In the listing below, locate the lines that hold "UKOil" and copy them.

§ Chart and figure data:
# # # # #
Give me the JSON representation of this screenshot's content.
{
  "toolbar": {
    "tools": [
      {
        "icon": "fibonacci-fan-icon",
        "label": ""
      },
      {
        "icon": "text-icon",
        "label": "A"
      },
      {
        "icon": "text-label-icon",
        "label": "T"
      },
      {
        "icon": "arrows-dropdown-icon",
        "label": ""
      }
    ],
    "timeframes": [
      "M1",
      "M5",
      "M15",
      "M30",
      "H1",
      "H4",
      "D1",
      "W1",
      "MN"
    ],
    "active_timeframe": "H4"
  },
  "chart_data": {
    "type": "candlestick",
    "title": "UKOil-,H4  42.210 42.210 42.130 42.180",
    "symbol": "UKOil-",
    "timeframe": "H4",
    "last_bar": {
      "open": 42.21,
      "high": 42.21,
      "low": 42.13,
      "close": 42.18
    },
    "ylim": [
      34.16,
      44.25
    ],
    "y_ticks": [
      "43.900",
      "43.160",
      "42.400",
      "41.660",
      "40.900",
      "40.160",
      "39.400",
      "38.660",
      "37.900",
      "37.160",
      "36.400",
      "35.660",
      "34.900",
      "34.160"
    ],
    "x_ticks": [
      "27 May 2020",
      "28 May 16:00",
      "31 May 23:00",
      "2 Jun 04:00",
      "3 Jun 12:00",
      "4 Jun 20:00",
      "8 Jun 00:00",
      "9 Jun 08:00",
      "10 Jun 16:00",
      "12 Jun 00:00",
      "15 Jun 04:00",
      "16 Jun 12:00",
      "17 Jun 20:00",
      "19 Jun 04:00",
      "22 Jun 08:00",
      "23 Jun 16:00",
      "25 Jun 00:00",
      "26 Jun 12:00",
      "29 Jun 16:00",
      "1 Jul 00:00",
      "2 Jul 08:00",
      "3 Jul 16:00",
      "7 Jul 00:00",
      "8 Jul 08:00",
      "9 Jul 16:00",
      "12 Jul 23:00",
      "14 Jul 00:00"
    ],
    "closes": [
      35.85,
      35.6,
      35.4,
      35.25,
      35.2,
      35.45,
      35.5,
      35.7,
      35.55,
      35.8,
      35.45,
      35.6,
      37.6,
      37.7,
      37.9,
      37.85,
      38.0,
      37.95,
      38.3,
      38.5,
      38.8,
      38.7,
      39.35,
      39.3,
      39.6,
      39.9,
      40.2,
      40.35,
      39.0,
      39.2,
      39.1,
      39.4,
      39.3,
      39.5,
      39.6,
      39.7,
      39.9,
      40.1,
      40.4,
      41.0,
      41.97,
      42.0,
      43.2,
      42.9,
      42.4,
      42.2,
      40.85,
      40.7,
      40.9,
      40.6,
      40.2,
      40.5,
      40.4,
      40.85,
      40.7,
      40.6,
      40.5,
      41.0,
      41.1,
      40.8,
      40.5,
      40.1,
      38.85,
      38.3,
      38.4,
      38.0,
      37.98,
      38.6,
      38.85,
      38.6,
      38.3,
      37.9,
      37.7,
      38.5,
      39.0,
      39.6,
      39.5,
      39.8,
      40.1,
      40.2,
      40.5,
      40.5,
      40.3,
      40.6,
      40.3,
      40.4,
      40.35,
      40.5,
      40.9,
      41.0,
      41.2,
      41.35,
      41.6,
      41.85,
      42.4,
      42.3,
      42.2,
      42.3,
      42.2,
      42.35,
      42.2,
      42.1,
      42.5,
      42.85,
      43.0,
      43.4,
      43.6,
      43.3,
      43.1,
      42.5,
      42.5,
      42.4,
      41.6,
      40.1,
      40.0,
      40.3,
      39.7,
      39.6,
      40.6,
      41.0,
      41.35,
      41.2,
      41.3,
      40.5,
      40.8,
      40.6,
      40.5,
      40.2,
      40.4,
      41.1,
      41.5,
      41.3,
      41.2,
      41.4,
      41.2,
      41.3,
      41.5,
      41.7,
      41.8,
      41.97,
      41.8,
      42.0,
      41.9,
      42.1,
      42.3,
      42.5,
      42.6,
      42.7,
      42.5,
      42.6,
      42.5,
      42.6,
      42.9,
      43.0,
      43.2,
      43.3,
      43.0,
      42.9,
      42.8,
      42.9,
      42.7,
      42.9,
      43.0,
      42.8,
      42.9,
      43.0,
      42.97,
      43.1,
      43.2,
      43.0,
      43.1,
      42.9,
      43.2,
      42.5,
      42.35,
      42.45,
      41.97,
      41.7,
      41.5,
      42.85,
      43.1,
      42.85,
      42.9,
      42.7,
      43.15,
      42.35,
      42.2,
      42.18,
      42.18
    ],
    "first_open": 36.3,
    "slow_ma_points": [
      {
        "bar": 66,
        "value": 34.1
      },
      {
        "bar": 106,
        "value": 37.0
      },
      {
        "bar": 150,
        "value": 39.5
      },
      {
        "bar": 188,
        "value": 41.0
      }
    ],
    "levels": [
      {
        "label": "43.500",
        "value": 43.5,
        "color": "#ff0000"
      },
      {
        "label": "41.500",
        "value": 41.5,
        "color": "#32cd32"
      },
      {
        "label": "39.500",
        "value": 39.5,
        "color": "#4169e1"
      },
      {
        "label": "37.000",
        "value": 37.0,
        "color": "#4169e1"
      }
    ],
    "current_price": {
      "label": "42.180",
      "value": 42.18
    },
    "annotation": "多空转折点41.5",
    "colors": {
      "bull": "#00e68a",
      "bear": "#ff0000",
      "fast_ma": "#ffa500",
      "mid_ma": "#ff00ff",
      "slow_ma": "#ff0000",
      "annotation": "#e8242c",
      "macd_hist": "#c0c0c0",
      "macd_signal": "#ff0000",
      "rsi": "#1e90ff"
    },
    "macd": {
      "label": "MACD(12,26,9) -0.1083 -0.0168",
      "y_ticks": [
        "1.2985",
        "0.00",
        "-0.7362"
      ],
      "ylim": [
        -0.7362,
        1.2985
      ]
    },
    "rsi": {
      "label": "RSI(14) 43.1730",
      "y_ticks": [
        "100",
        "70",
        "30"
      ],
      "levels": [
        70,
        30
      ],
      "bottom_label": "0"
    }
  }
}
# # # # #
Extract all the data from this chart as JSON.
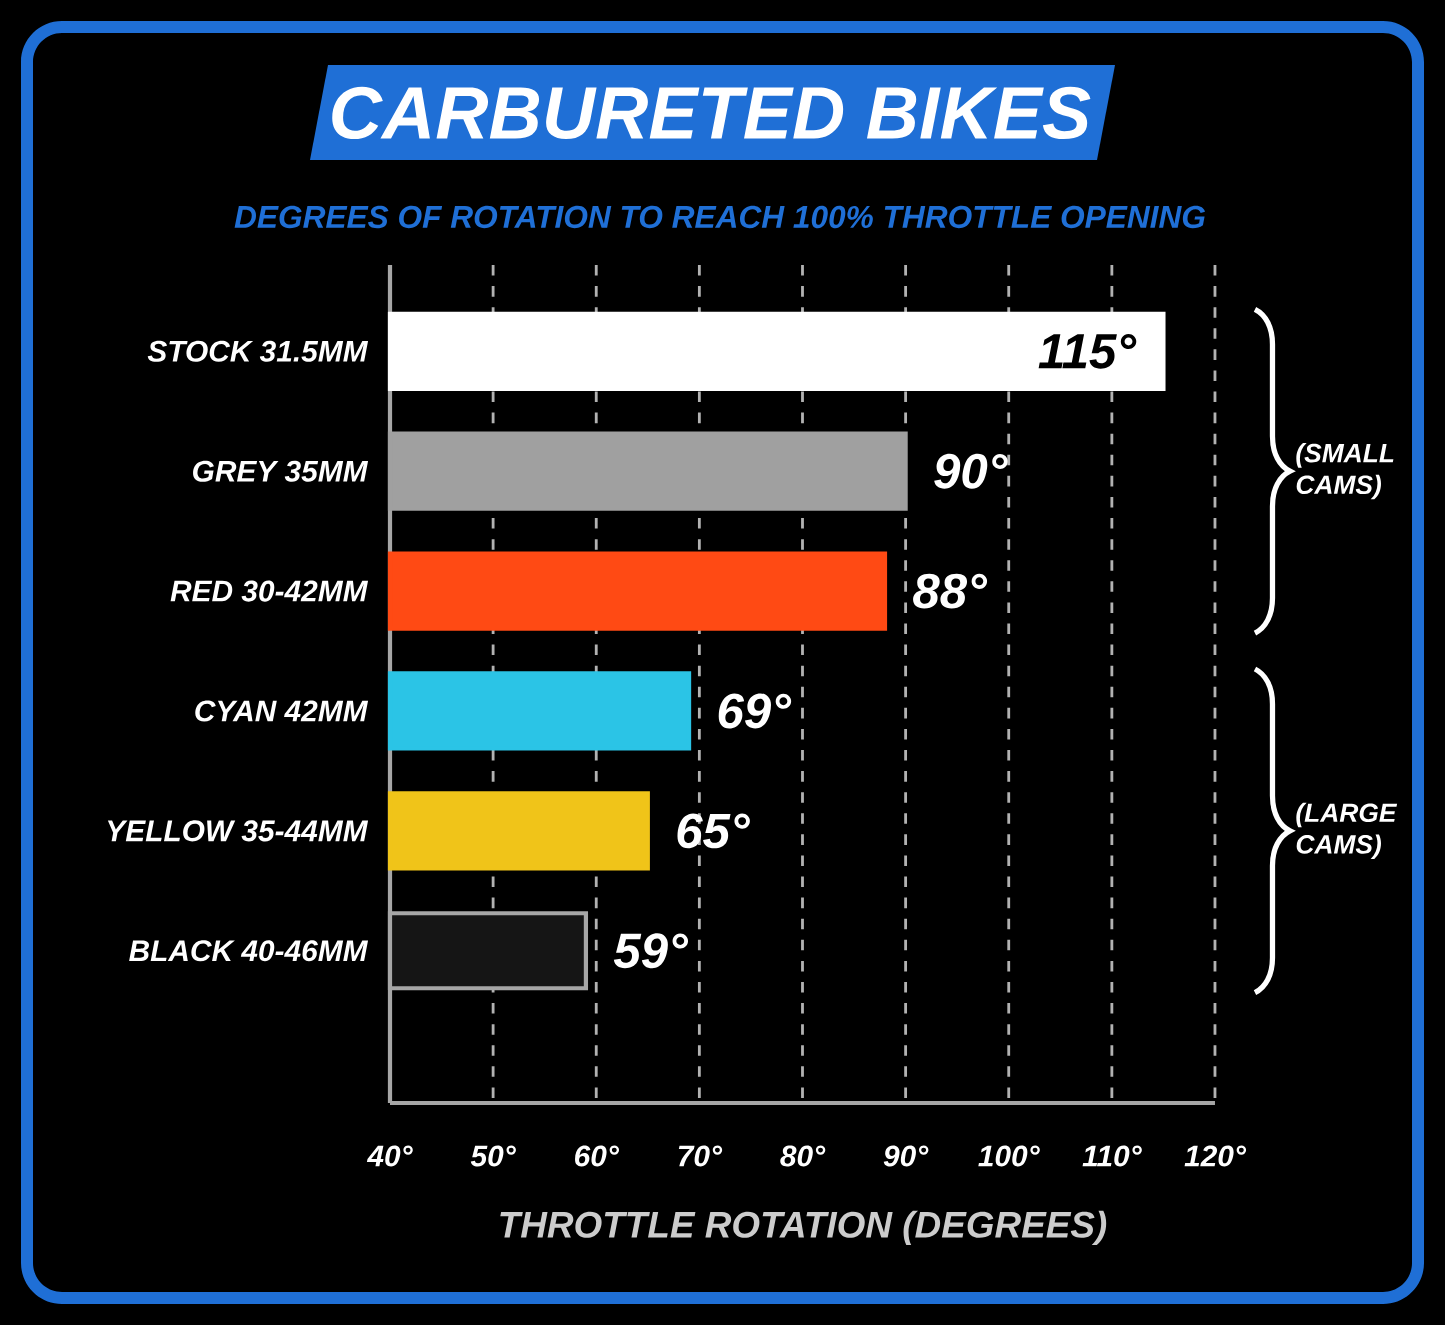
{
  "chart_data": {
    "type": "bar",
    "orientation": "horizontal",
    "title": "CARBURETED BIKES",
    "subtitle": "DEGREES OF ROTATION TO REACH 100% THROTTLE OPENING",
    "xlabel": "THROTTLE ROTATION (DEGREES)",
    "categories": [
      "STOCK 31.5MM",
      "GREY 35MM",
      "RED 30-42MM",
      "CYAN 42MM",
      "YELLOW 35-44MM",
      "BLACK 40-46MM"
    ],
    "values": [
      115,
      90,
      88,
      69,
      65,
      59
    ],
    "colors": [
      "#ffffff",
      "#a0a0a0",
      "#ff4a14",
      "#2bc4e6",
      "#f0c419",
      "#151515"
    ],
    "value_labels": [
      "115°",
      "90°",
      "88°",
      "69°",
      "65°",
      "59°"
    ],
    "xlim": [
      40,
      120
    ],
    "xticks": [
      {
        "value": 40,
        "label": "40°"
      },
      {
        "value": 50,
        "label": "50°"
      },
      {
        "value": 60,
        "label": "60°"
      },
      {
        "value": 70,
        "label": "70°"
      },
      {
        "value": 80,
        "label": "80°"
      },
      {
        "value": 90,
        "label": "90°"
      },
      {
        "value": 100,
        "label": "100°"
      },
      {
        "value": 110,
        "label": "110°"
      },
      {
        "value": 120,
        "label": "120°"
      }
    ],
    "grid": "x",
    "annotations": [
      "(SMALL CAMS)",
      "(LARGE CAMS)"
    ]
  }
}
# # # # #
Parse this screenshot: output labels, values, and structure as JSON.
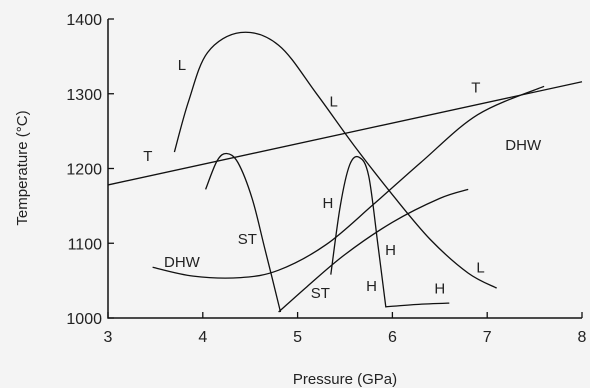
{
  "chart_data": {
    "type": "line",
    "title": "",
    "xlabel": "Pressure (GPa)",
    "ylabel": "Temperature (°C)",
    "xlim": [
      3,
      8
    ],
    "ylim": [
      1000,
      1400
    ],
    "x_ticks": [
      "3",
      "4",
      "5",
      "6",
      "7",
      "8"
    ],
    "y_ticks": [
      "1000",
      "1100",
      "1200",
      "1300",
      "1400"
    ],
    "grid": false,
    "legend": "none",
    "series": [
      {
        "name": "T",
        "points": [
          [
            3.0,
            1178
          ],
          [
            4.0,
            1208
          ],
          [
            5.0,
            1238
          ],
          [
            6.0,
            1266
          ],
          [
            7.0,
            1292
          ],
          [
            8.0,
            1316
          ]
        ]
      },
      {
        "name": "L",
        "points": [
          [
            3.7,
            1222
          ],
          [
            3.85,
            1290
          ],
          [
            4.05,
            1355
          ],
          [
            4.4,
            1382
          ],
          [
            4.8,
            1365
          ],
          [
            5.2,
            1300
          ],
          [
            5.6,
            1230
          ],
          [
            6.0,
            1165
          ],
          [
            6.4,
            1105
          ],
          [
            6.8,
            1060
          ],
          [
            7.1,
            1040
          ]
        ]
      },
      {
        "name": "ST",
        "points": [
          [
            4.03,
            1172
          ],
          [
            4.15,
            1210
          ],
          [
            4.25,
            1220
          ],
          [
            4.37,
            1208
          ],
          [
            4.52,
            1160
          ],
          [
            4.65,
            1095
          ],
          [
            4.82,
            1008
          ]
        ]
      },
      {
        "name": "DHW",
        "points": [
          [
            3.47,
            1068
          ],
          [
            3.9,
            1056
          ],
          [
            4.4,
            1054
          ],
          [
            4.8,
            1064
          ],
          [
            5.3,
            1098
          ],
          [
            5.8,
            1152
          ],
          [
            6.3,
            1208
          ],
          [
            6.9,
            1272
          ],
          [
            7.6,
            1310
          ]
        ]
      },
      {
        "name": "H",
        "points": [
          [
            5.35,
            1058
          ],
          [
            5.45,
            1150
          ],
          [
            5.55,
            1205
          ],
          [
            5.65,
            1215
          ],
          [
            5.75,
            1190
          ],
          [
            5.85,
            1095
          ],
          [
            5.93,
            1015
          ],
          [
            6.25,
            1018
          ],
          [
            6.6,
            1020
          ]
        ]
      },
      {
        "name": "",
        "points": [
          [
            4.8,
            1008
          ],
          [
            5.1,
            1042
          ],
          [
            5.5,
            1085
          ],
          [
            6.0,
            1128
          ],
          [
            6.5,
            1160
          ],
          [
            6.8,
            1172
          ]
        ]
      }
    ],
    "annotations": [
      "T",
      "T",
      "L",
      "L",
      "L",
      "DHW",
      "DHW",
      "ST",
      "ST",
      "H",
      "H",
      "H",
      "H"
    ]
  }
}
# # # # #
§ EXERCISE RESULT:
    "title": "UKOil-,H4  42.210 42.210 42.130 42.180",
    "symbol": "UKOil-",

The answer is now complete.